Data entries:
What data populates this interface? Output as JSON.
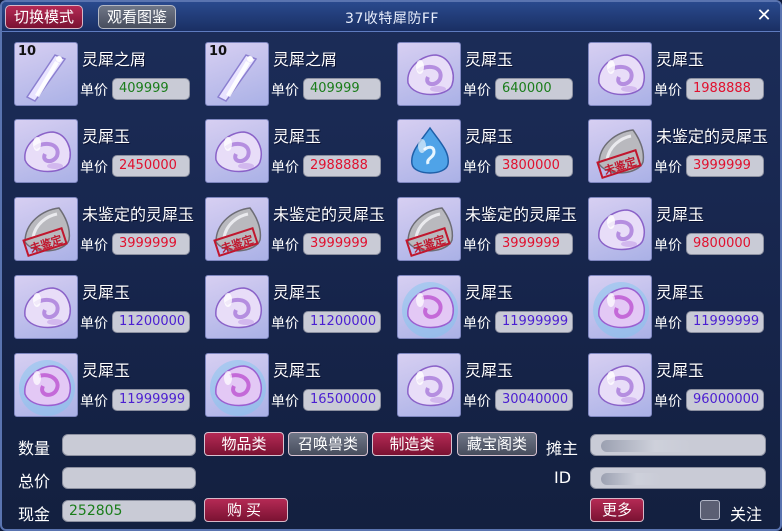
{
  "toolbar": {
    "switch_mode_label": "切换模式",
    "view_catalog_label": "观看图鉴",
    "title": "37收特犀防FF",
    "close_label": "✕"
  },
  "price_label": "单价",
  "items": [
    {
      "name": "灵犀之屑",
      "qty": "10",
      "price": "409999",
      "price_color": "green",
      "icon": "shard"
    },
    {
      "name": "灵犀之屑",
      "qty": "10",
      "price": "409999",
      "price_color": "green",
      "icon": "shard"
    },
    {
      "name": "灵犀玉",
      "qty": "",
      "price": "640000",
      "price_color": "green",
      "icon": "jade-purple"
    },
    {
      "name": "灵犀玉",
      "qty": "",
      "price": "1988888",
      "price_color": "red",
      "icon": "jade-purple"
    },
    {
      "name": "灵犀玉",
      "qty": "",
      "price": "2450000",
      "price_color": "red",
      "icon": "jade-purple"
    },
    {
      "name": "灵犀玉",
      "qty": "",
      "price": "2988888",
      "price_color": "red",
      "icon": "jade-purple"
    },
    {
      "name": "灵犀玉",
      "qty": "",
      "price": "3800000",
      "price_color": "red",
      "icon": "jade-blue"
    },
    {
      "name": "未鉴定的灵犀玉",
      "qty": "",
      "price": "3999999",
      "price_color": "red",
      "icon": "unidentified"
    },
    {
      "name": "未鉴定的灵犀玉",
      "qty": "",
      "price": "3999999",
      "price_color": "red",
      "icon": "unidentified"
    },
    {
      "name": "未鉴定的灵犀玉",
      "qty": "",
      "price": "3999999",
      "price_color": "red",
      "icon": "unidentified"
    },
    {
      "name": "未鉴定的灵犀玉",
      "qty": "",
      "price": "3999999",
      "price_color": "red",
      "icon": "unidentified"
    },
    {
      "name": "灵犀玉",
      "qty": "",
      "price": "9800000",
      "price_color": "red",
      "icon": "jade-purple"
    },
    {
      "name": "灵犀玉",
      "qty": "",
      "price": "11200000",
      "price_color": "purple",
      "icon": "jade-purple"
    },
    {
      "name": "灵犀玉",
      "qty": "",
      "price": "11200000",
      "price_color": "purple",
      "icon": "jade-purple"
    },
    {
      "name": "灵犀玉",
      "qty": "",
      "price": "11999999",
      "price_color": "purple",
      "icon": "jade-glow"
    },
    {
      "name": "灵犀玉",
      "qty": "",
      "price": "11999999",
      "price_color": "purple",
      "icon": "jade-glow"
    },
    {
      "name": "灵犀玉",
      "qty": "",
      "price": "11999999",
      "price_color": "purple",
      "icon": "jade-glow"
    },
    {
      "name": "灵犀玉",
      "qty": "",
      "price": "16500000",
      "price_color": "purple",
      "icon": "jade-glow"
    },
    {
      "name": "灵犀玉",
      "qty": "",
      "price": "30040000",
      "price_color": "purple",
      "icon": "jade-purple"
    },
    {
      "name": "灵犀玉",
      "qty": "",
      "price": "96000000",
      "price_color": "purple",
      "icon": "jade-purple"
    }
  ],
  "colors": {
    "green": "#1a7d1a",
    "red": "#e0102e",
    "purple": "#4b1fd1",
    "accent_red": "#b52a55"
  },
  "bottom": {
    "quantity_label": "数量",
    "quantity_value": "",
    "total_label": "总价",
    "total_value": "",
    "cash_label": "现金",
    "cash_value": "252805",
    "buy_label": "购买",
    "categories": [
      "物品类",
      "召唤兽类",
      "制造类",
      "藏宝阁类"
    ],
    "active_category": "物品类",
    "owner_label": "摊主",
    "id_label": "ID",
    "more_label": "更多",
    "follow_label": "关注"
  },
  "unidentified_stamp": "未鉴定"
}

[TASK TO CARRY OUT] Print the complete listing exactly as it stands, without its pictures.

[SOLUTION TO THE EXERCISE]
What data populates this interface? Output as JSON.
{
  "toolbar": {
    "switch_mode_label": "切换模式",
    "view_catalog_label": "观看图鉴",
    "title": "37收特犀防FF",
    "close_label": "✕"
  },
  "price_label": "单价",
  "items": [
    {
      "name": "灵犀之屑",
      "qty": "10",
      "price": "409999",
      "price_color": "green",
      "icon": "shard"
    },
    {
      "name": "灵犀之屑",
      "qty": "10",
      "price": "409999",
      "price_color": "green",
      "icon": "shard"
    },
    {
      "name": "灵犀玉",
      "qty": "",
      "price": "640000",
      "price_color": "green",
      "icon": "jade-purple"
    },
    {
      "name": "灵犀玉",
      "qty": "",
      "price": "1988888",
      "price_color": "red",
      "icon": "jade-purple"
    },
    {
      "name": "灵犀玉",
      "qty": "",
      "price": "2450000",
      "price_color": "red",
      "icon": "jade-purple"
    },
    {
      "name": "灵犀玉",
      "qty": "",
      "price": "2988888",
      "price_color": "red",
      "icon": "jade-purple"
    },
    {
      "name": "灵犀玉",
      "qty": "",
      "price": "3800000",
      "price_color": "red",
      "icon": "jade-blue"
    },
    {
      "name": "未鉴定的灵犀玉",
      "qty": "",
      "price": "3999999",
      "price_color": "red",
      "icon": "unidentified"
    },
    {
      "name": "未鉴定的灵犀玉",
      "qty": "",
      "price": "3999999",
      "price_color": "red",
      "icon": "unidentified"
    },
    {
      "name": "未鉴定的灵犀玉",
      "qty": "",
      "price": "3999999",
      "price_color": "red",
      "icon": "unidentified"
    },
    {
      "name": "未鉴定的灵犀玉",
      "qty": "",
      "price": "3999999",
      "price_color": "red",
      "icon": "unidentified"
    },
    {
      "name": "灵犀玉",
      "qty": "",
      "price": "9800000",
      "price_color": "red",
      "icon": "jade-purple"
    },
    {
      "name": "灵犀玉",
      "qty": "",
      "price": "11200000",
      "price_color": "purple",
      "icon": "jade-purple"
    },
    {
      "name": "灵犀玉",
      "qty": "",
      "price": "11200000",
      "price_color": "purple",
      "icon": "jade-purple"
    },
    {
      "name": "灵犀玉",
      "qty": "",
      "price": "11999999",
      "price_color": "purple",
      "icon": "jade-glow"
    },
    {
      "name": "灵犀玉",
      "qty": "",
      "price": "11999999",
      "price_color": "purple",
      "icon": "jade-glow"
    },
    {
      "name": "灵犀玉",
      "qty": "",
      "price": "11999999",
      "price_color": "purple",
      "icon": "jade-glow"
    },
    {
      "name": "灵犀玉",
      "qty": "",
      "price": "16500000",
      "price_color": "purple",
      "icon": "jade-glow"
    },
    {
      "name": "灵犀玉",
      "qty": "",
      "price": "30040000",
      "price_color": "purple",
      "icon": "jade-purple"
    },
    {
      "name": "灵犀玉",
      "qty": "",
      "price": "96000000",
      "price_color": "purple",
      "icon": "jade-purple"
    }
  ],
  "colors": {
    "green": "#1a7d1a",
    "red": "#e0102e",
    "purple": "#4b1fd1",
    "accent_red": "#b52a55"
  },
  "bottom": {
    "quantity_label": "数量",
    "quantity_value": "",
    "total_label": "总价",
    "total_value": "",
    "cash_label": "现金",
    "cash_value": "252805",
    "buy_label": "购买",
    "categories": [
      "物品类",
      "召唤兽类",
      "制造类",
      "藏宝阁类"
    ],
    "active_category": "物品类",
    "owner_label": "摊主",
    "id_label": "ID",
    "more_label": "更多",
    "follow_label": "关注"
  },
  "unidentified_stamp": "未鉴定"
}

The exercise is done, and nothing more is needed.